===== MATERIAL SUPPLIED

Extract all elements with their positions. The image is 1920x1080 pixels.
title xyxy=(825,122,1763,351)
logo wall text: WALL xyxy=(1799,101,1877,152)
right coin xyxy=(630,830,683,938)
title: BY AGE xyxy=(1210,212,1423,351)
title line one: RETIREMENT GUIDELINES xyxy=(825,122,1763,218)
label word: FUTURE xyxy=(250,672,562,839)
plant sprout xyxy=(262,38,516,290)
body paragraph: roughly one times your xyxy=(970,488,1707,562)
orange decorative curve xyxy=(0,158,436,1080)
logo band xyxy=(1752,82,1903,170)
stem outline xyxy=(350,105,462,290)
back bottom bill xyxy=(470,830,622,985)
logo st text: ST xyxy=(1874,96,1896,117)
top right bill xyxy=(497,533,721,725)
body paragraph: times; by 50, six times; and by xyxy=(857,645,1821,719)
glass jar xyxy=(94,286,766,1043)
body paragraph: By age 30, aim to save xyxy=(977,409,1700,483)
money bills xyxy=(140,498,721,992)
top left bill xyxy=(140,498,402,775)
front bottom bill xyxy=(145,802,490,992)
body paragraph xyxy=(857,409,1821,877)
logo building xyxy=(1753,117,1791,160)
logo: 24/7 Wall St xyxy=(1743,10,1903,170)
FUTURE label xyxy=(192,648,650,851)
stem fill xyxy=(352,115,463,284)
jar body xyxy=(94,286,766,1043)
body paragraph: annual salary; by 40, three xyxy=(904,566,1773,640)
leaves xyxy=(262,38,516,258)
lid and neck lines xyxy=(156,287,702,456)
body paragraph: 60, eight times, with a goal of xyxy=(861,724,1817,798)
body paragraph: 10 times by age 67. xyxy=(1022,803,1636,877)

==========

THE PROBLEM:
Rewrite every line of the entries with "body paragraph" replaced by "text block" each time it appears, leaving everything else unchanged.

OUTPUT OF THE TASK:
Extract all elements with their positions. The image is 1920x1080 pixels.
title xyxy=(825,122,1763,351)
logo wall text: WALL xyxy=(1799,101,1877,152)
right coin xyxy=(630,830,683,938)
title: BY AGE xyxy=(1210,212,1423,351)
title line one: RETIREMENT GUIDELINES xyxy=(825,122,1763,218)
label word: FUTURE xyxy=(250,672,562,839)
plant sprout xyxy=(262,38,516,290)
text block: roughly one times your xyxy=(970,488,1707,562)
orange decorative curve xyxy=(0,158,436,1080)
logo band xyxy=(1752,82,1903,170)
stem outline xyxy=(350,105,462,290)
back bottom bill xyxy=(470,830,622,985)
logo st text: ST xyxy=(1874,96,1896,117)
top right bill xyxy=(497,533,721,725)
text block: times; by 50, six times; and by xyxy=(857,645,1821,719)
glass jar xyxy=(94,286,766,1043)
text block: By age 30, aim to save xyxy=(977,409,1700,483)
money bills xyxy=(140,498,721,992)
top left bill xyxy=(140,498,402,775)
front bottom bill xyxy=(145,802,490,992)
text block xyxy=(857,409,1821,877)
logo building xyxy=(1753,117,1791,160)
logo: 24/7 Wall St xyxy=(1743,10,1903,170)
FUTURE label xyxy=(192,648,650,851)
stem fill xyxy=(352,115,463,284)
jar body xyxy=(94,286,766,1043)
text block: annual salary; by 40, three xyxy=(904,566,1773,640)
leaves xyxy=(262,38,516,258)
lid and neck lines xyxy=(156,287,702,456)
text block: 60, eight times, with a goal of xyxy=(861,724,1817,798)
text block: 10 times by age 67. xyxy=(1022,803,1636,877)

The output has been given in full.